# Task:
Using the data below, copy every line that contains the word "with".

....................

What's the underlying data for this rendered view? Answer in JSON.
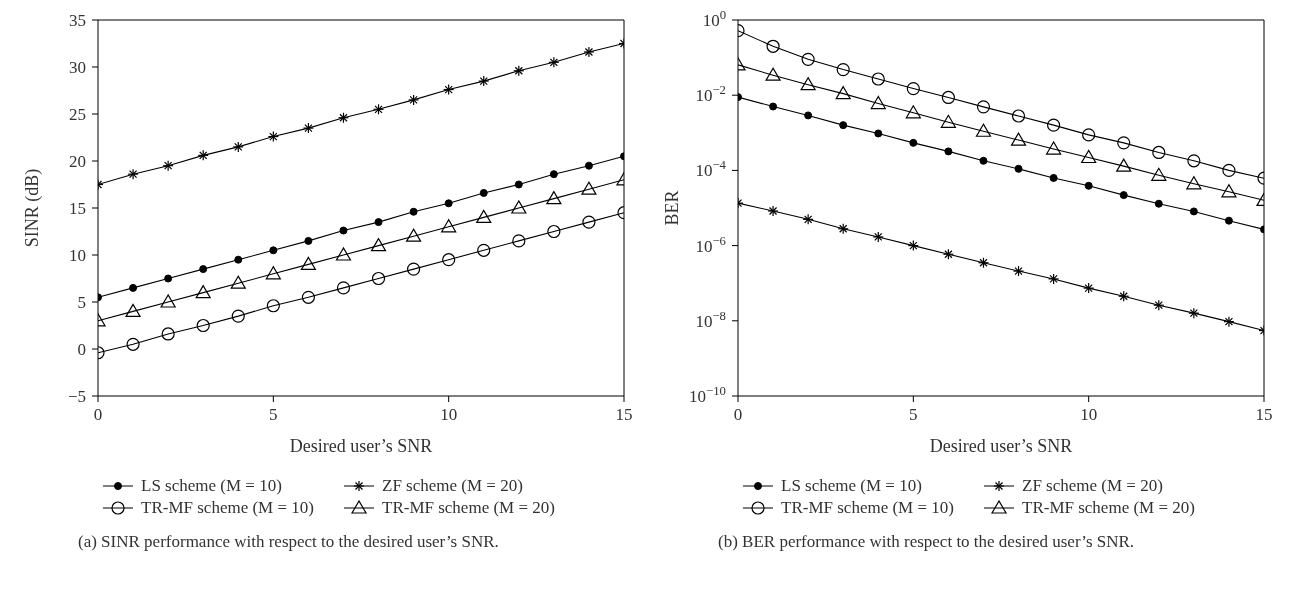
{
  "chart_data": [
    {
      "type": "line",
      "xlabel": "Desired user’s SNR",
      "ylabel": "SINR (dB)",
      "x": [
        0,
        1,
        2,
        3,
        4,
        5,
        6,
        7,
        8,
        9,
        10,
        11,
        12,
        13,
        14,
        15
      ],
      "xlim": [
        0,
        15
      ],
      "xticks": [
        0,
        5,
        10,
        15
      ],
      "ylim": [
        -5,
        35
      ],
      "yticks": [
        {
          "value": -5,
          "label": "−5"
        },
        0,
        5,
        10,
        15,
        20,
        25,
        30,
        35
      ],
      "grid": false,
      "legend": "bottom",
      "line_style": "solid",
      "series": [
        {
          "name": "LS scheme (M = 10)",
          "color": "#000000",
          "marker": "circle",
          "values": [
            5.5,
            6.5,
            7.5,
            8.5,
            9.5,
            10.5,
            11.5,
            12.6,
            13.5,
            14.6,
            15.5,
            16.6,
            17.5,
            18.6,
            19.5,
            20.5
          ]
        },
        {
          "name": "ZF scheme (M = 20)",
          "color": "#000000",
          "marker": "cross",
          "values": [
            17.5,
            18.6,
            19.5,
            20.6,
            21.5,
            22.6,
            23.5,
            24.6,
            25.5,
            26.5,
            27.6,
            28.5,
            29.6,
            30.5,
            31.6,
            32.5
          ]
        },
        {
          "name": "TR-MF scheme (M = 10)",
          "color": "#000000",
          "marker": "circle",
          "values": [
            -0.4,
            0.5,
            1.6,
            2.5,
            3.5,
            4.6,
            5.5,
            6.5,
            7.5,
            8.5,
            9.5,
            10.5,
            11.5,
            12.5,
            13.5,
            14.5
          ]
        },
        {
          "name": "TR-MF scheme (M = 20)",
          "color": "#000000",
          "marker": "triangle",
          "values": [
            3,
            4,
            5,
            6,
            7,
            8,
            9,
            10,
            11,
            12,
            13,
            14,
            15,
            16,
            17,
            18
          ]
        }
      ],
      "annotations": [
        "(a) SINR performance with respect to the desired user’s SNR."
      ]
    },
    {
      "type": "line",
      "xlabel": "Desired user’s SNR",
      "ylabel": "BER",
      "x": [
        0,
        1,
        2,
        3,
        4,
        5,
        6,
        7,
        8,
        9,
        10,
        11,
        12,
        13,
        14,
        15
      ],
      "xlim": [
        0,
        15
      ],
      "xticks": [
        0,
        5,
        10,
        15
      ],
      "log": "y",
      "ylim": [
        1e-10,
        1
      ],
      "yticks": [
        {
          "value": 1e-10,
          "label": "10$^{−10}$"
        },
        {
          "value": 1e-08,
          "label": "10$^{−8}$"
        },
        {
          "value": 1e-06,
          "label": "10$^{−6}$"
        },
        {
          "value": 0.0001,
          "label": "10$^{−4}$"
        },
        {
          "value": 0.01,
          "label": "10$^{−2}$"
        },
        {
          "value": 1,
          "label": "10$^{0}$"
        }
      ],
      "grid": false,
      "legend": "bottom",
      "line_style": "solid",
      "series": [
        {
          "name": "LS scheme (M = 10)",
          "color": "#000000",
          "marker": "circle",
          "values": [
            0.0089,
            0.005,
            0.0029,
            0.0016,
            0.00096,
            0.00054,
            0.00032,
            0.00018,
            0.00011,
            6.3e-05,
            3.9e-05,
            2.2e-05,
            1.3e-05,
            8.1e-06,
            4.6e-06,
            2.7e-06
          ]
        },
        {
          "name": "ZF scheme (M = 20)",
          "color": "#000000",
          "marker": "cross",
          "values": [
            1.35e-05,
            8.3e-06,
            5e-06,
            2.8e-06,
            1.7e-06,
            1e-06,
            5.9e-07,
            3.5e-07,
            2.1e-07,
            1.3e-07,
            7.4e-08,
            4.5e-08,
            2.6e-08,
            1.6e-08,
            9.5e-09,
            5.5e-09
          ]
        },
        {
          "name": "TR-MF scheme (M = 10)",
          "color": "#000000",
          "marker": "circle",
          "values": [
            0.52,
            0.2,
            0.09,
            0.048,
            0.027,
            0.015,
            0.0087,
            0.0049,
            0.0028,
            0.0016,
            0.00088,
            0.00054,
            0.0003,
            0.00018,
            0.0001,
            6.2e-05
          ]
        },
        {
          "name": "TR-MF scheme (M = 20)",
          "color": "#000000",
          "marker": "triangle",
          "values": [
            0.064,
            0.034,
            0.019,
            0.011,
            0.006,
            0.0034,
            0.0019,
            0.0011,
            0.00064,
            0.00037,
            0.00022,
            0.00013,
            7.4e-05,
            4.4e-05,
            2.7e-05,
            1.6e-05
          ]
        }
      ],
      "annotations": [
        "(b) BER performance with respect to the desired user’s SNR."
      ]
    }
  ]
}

....................

# Exercise answer:
        "(a) SINR performance with respect to the desired user’s SNR."
        "(b) BER performance with respect to the desired user’s SNR."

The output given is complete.